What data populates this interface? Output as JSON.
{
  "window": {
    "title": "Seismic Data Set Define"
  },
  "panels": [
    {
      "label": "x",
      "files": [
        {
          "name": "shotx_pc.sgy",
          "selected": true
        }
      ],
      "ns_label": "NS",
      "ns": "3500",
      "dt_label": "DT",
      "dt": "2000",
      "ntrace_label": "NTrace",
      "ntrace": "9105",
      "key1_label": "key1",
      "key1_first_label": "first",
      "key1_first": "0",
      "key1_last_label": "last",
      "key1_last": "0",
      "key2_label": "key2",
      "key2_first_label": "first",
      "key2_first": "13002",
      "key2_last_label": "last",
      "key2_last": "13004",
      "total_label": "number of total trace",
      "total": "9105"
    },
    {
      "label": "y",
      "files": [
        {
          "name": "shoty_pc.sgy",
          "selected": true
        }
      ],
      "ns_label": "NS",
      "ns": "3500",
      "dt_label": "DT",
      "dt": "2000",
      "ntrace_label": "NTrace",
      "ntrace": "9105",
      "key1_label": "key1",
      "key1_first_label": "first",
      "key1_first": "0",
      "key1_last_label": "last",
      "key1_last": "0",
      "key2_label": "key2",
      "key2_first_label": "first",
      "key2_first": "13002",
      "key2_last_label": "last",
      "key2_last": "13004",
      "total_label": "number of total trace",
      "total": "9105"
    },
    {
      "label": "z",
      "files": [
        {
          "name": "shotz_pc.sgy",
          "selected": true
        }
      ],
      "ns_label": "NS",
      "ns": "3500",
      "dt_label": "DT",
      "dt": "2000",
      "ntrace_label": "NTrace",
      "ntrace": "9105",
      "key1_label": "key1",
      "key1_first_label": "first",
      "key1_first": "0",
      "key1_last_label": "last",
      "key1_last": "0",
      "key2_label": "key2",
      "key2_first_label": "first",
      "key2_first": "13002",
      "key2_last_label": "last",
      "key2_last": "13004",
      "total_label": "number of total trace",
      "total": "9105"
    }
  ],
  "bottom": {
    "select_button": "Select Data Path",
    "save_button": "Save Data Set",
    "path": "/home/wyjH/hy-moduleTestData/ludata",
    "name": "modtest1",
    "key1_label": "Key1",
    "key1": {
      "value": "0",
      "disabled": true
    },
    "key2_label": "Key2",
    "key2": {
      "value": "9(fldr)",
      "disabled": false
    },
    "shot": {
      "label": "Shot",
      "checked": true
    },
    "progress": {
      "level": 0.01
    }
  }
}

=-=-=

▸ **Problem requirements**
Show each line holding the word "name".

▸ **Solution**
          "name": "shotx_pc.sgy",
          "name": "shoty_pc.sgy",
          "name": "shotz_pc.sgy",
    "name": "modtest1",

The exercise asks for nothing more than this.